Structured figure records:
▼

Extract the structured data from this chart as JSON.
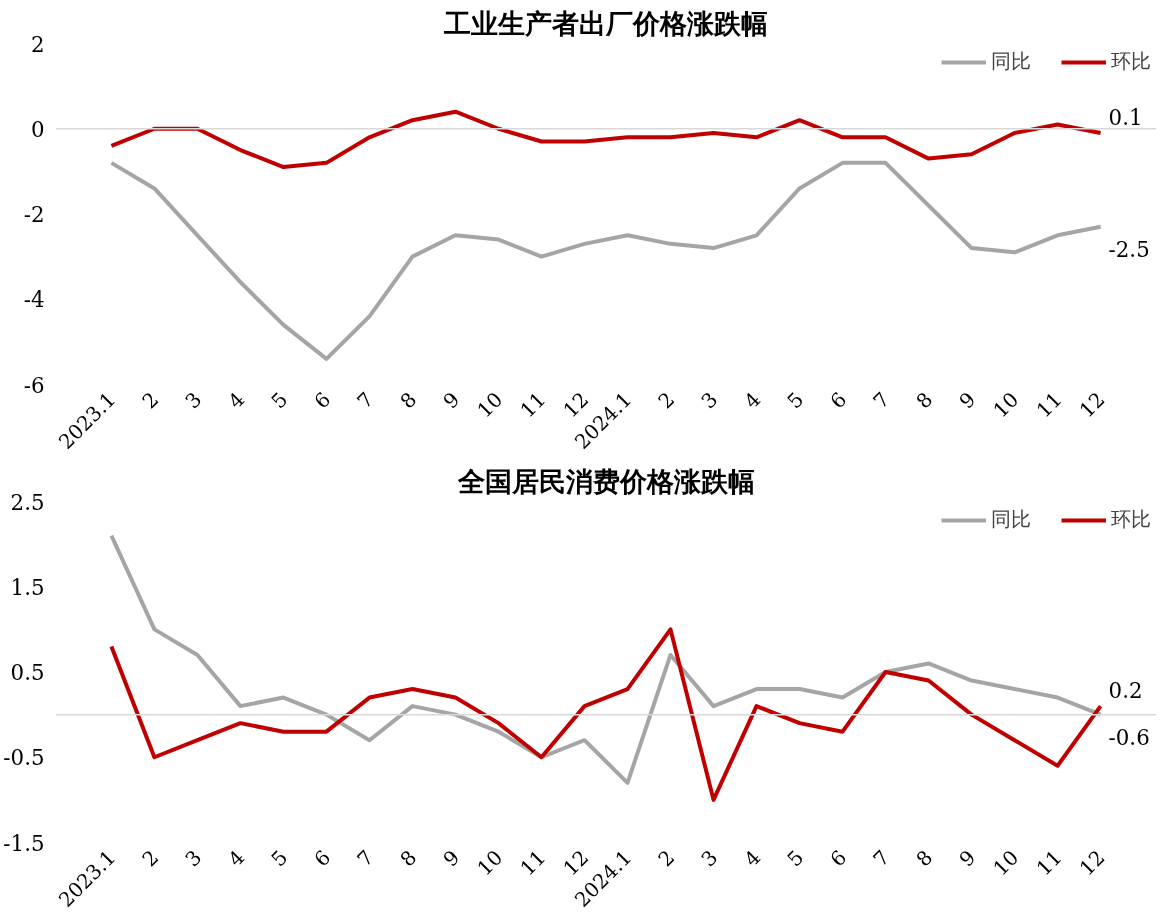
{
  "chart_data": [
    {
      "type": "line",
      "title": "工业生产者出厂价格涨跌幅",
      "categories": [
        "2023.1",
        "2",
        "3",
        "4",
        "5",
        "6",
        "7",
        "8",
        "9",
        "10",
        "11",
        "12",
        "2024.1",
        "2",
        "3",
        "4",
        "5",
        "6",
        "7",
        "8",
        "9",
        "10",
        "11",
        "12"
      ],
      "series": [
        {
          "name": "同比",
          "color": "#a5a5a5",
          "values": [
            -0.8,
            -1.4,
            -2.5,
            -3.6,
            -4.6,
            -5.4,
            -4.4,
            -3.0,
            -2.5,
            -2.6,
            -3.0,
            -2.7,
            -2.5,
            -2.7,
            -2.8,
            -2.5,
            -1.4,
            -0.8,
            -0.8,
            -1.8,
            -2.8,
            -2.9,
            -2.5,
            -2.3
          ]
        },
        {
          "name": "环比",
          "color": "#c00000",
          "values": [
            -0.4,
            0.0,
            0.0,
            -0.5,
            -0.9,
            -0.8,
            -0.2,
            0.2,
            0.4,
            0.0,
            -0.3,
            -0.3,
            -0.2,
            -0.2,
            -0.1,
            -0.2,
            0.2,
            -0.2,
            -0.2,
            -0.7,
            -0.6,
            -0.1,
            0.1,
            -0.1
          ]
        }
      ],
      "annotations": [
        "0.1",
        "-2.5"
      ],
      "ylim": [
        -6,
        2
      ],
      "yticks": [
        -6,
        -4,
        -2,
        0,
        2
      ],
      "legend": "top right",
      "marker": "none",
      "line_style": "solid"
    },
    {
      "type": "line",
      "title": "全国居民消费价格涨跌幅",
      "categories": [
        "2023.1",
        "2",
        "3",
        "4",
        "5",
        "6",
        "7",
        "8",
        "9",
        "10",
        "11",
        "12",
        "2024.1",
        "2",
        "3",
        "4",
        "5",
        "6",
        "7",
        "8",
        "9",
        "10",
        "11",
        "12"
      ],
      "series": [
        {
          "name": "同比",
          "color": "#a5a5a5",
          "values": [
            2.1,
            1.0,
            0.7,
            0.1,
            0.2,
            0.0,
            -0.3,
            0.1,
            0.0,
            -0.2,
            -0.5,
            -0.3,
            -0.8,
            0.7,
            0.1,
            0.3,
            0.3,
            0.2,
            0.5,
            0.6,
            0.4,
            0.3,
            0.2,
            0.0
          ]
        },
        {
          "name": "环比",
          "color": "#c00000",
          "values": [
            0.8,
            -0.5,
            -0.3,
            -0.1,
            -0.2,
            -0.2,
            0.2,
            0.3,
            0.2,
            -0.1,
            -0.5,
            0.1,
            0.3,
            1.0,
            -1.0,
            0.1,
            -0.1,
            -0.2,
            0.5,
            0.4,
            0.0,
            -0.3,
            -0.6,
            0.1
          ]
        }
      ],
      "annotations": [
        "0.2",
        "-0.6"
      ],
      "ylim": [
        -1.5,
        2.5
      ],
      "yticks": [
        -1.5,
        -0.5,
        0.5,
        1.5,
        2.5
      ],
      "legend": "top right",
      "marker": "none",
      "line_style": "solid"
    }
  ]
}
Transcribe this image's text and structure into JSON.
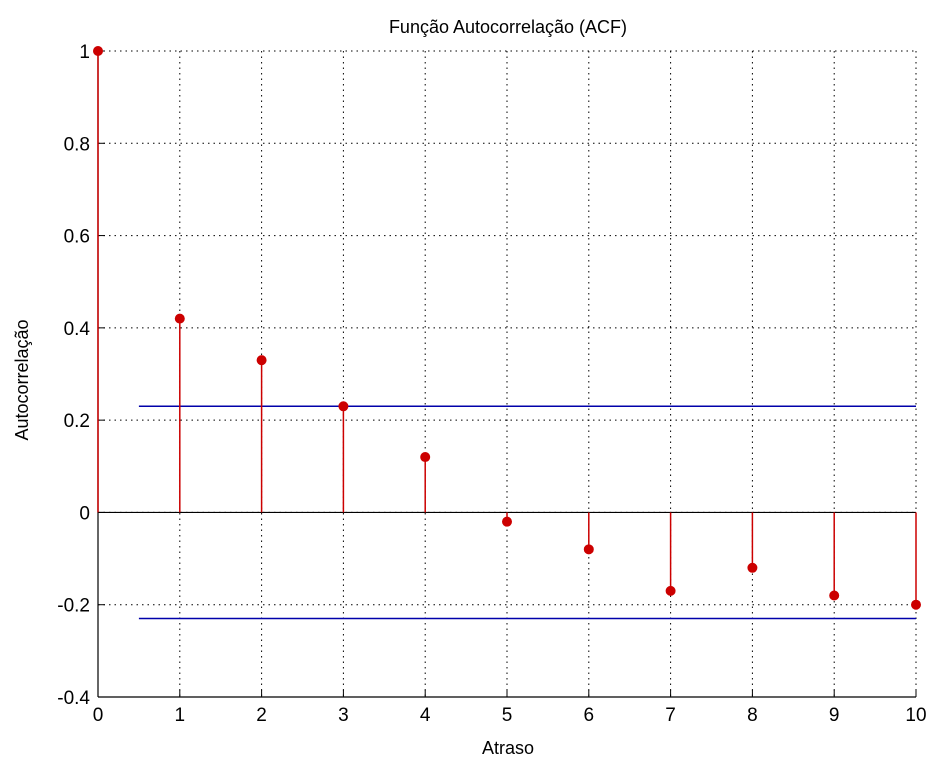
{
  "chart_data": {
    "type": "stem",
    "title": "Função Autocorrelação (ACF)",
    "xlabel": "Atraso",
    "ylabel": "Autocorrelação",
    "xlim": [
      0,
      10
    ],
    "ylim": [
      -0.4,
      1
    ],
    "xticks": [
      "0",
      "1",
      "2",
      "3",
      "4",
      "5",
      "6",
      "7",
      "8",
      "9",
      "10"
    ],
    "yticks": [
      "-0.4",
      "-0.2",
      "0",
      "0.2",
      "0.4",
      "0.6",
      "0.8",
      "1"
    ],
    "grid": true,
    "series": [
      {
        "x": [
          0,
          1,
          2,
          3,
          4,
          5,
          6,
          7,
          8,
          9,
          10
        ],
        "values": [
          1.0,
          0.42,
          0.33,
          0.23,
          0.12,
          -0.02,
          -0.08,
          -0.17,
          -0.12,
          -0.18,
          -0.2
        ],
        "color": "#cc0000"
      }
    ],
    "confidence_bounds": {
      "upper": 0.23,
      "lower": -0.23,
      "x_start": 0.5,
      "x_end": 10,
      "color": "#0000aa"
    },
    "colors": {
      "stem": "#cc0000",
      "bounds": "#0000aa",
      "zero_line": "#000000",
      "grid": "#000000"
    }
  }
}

▲
▼

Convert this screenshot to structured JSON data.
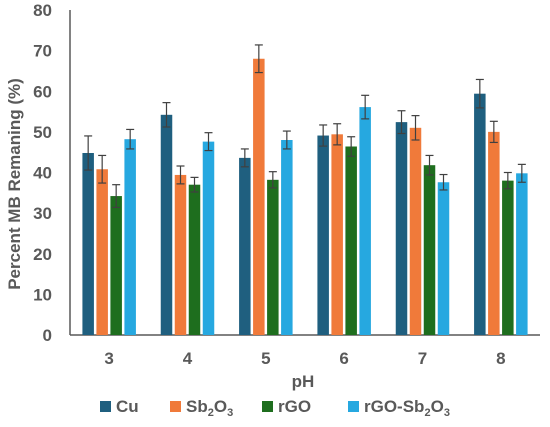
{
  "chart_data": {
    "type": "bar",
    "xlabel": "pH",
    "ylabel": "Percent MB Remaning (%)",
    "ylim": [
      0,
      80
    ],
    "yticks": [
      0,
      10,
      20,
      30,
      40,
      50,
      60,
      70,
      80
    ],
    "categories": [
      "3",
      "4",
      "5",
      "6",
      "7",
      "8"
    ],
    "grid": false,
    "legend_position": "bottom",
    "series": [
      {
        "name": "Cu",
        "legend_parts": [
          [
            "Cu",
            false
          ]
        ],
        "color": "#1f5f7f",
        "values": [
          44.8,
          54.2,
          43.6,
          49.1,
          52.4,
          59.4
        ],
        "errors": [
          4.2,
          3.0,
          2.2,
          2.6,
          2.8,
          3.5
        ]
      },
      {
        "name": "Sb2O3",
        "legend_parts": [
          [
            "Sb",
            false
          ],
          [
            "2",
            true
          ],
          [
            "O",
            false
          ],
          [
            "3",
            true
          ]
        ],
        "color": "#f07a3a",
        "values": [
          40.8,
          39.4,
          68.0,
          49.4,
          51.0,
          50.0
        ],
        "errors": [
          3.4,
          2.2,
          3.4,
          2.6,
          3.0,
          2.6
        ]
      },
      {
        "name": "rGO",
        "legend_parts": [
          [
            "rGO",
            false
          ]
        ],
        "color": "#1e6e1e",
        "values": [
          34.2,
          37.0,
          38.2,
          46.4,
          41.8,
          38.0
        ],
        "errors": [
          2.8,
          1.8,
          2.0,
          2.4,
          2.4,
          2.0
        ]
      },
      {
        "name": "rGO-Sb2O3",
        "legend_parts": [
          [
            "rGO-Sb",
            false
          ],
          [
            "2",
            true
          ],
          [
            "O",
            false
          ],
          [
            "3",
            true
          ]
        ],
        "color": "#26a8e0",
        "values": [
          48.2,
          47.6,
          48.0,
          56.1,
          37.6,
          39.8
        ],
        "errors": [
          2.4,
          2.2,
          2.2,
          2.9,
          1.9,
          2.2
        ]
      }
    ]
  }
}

▲
▼

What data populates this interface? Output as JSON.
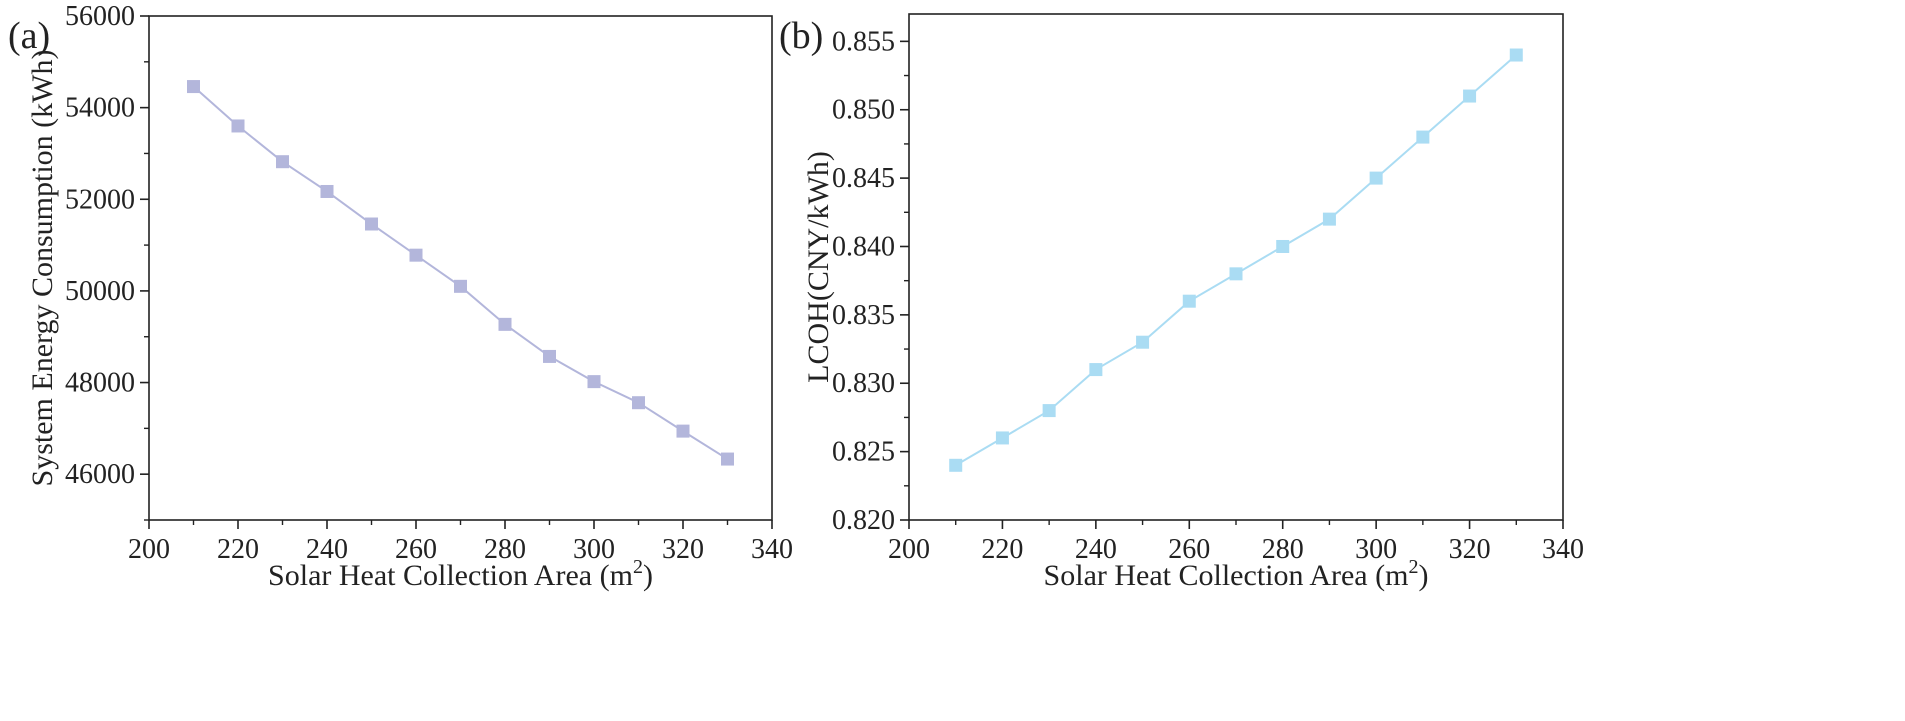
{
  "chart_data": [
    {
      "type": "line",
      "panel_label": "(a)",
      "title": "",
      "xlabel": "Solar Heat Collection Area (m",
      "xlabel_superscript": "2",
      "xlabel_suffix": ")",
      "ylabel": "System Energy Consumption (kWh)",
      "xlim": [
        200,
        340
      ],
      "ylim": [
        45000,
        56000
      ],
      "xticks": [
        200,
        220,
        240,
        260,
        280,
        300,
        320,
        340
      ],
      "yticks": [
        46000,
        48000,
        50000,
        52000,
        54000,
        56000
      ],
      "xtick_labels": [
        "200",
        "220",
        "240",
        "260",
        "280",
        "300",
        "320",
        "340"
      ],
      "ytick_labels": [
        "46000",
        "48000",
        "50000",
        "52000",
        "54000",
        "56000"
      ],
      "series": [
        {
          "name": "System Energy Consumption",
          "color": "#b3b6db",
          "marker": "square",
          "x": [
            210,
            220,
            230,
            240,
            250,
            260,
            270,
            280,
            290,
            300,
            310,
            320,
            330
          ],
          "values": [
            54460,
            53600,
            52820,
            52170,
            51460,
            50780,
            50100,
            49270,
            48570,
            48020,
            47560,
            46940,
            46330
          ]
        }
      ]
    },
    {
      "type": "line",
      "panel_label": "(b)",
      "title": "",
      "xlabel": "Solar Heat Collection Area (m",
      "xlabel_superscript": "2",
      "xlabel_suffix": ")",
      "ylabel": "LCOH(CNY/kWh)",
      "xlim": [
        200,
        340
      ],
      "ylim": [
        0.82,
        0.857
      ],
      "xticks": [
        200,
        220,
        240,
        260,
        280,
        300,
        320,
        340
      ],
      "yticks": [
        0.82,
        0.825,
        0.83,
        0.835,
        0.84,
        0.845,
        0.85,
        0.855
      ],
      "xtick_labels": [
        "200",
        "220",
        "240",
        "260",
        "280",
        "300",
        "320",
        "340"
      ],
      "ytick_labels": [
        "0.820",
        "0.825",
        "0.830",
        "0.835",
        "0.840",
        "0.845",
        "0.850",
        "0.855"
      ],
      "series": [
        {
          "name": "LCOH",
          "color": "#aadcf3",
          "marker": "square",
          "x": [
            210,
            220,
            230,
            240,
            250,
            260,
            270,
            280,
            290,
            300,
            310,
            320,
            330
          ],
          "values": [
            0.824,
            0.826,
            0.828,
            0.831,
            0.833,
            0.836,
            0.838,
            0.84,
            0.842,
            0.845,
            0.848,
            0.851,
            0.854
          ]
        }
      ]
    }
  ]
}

▲

Your task » From the records, copy every line that has the string "System" in it.

Result for this task »
      "ylabel": "System Energy Consumption (kWh)",
          "name": "System Energy Consumption",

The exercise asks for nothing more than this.